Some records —
+ + + + +

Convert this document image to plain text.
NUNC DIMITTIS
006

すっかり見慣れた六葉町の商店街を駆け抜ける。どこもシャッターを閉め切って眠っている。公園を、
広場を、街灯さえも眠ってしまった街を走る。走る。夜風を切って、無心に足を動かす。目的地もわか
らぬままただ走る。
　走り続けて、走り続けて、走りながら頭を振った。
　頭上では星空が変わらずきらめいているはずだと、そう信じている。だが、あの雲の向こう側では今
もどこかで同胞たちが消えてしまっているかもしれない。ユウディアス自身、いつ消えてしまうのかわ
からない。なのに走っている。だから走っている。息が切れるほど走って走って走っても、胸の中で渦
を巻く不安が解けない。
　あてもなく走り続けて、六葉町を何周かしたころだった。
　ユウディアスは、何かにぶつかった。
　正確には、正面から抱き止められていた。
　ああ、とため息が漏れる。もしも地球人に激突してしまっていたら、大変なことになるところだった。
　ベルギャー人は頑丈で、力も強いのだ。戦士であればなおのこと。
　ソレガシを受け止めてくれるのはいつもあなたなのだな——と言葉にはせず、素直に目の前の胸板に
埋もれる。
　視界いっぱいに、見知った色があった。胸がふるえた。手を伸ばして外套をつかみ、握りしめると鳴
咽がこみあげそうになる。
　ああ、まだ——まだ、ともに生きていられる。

+ + + + +

WHAT THE TASK ASKS — Write out all the data again, exactly as it appears.

THE ANSWER —
Convert this document image to plain text.
NUNC DIMITTIS
006

すっかり見慣れた六葉町の商店街を駆け抜ける。どこもシャッターを閉め切って眠っている。公園を、
広場を、街灯さえも眠ってしまった街を走る。走る。夜風を切って、無心に足を動かす。目的地もわか
らぬままただ走る。
　走り続けて、走り続けて、走りながら頭を振った。
　頭上では星空が変わらずきらめいているはずだと、そう信じている。だが、あの雲の向こう側では今
もどこかで同胞たちが消えてしまっているかもしれない。ユウディアス自身、いつ消えてしまうのかわ
からない。なのに走っている。だから走っている。息が切れるほど走って走って走っても、胸の中で渦
を巻く不安が解けない。
　あてもなく走り続けて、六葉町を何周かしたころだった。
　ユウディアスは、何かにぶつかった。
　正確には、正面から抱き止められていた。
　ああ、とため息が漏れる。もしも地球人に激突してしまっていたら、大変なことになるところだった。
　ベルギャー人は頑丈で、力も強いのだ。戦士であればなおのこと。
　ソレガシを受け止めてくれるのはいつもあなたなのだな——と言葉にはせず、素直に目の前の胸板に
埋もれる。
　視界いっぱいに、見知った色があった。胸がふるえた。手を伸ばして外套をつかみ、握りしめると鳴
咽がこみあげそうになる。
　ああ、まだ——まだ、ともに生きていられる。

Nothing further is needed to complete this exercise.